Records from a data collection

◆ ◆ ◆ ◆

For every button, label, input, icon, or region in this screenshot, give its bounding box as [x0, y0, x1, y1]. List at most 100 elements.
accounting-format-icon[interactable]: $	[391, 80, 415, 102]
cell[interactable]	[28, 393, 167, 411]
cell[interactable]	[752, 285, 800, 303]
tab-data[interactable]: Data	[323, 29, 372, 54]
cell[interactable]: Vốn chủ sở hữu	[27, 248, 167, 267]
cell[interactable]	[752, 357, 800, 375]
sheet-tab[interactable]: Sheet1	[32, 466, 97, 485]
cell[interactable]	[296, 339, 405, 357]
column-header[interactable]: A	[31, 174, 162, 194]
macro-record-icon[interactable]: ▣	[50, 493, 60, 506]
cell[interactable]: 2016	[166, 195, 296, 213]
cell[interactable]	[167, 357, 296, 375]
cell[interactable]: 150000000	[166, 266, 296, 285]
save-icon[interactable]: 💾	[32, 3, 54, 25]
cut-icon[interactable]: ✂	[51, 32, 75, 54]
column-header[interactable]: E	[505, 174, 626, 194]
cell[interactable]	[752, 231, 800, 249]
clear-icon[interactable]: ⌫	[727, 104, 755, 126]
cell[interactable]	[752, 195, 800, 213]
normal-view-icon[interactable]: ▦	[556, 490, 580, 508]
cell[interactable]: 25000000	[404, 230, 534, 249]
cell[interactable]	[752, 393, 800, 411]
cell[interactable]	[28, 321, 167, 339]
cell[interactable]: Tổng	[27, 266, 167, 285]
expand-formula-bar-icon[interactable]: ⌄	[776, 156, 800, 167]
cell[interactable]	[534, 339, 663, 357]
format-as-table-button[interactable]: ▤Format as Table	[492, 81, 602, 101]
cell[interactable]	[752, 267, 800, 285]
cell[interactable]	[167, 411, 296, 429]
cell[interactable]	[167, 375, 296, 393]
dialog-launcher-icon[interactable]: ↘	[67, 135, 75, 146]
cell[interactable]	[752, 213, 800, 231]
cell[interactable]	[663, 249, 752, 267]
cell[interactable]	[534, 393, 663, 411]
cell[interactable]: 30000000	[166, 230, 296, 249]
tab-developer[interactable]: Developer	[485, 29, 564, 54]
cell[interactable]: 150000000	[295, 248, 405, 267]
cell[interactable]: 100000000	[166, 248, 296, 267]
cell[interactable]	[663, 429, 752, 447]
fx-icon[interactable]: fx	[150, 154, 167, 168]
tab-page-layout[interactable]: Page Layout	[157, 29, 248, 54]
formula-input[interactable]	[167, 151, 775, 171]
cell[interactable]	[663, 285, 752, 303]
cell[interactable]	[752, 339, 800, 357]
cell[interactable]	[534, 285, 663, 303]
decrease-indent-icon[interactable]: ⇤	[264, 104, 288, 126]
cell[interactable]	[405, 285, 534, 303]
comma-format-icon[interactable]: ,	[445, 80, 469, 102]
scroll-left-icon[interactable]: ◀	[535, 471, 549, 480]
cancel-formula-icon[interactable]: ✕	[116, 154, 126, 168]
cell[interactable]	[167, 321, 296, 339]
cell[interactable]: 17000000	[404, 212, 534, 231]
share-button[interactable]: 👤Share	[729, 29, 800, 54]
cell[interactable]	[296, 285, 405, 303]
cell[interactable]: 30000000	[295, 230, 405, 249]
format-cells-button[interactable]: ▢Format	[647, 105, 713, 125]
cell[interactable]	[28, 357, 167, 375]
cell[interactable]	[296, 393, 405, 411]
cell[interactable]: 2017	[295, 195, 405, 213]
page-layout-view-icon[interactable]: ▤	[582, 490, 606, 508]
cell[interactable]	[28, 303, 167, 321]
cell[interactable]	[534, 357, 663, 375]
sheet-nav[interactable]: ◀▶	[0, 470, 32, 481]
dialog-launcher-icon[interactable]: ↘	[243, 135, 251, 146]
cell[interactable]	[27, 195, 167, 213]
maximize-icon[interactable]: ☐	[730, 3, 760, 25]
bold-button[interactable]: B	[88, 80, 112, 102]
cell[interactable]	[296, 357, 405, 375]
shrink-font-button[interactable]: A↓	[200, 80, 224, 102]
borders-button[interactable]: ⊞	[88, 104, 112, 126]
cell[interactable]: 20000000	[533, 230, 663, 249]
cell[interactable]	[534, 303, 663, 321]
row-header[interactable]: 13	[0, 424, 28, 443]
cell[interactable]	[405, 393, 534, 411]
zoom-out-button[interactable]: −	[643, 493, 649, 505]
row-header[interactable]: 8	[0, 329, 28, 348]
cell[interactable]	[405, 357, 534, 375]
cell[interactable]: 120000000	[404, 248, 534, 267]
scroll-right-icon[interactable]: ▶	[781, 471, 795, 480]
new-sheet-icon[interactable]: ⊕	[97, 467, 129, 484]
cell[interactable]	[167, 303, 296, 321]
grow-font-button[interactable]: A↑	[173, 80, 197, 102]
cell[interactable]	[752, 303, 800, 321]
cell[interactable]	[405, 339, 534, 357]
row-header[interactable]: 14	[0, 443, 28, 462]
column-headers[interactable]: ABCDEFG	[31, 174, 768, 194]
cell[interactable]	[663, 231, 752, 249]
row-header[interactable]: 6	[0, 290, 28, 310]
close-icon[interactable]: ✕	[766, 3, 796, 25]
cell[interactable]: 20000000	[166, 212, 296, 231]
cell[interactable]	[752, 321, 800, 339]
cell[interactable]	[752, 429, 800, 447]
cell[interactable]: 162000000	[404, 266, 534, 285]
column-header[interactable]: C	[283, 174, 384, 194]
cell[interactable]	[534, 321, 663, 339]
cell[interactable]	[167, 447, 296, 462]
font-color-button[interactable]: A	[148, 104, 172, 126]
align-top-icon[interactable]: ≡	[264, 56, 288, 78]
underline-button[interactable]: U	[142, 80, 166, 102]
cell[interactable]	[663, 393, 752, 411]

◆ ◆ ◆ ◆

To do
Reproduce the material word for word, starting at its first line and ending with the line that contains "cell[interactable]: Vốn chủ", including that line.

Output below
For every button, label, input, icon, or region in this screenshot, give its bounding box as [x0, y0, x1, y1]. List at most 100 elements.
accounting-format-icon[interactable]: $	[391, 80, 415, 102]
cell[interactable]	[28, 393, 167, 411]
cell[interactable]	[752, 285, 800, 303]
tab-data[interactable]: Data	[323, 29, 372, 54]
cell[interactable]: Vốn chủ sở hữu	[27, 248, 167, 267]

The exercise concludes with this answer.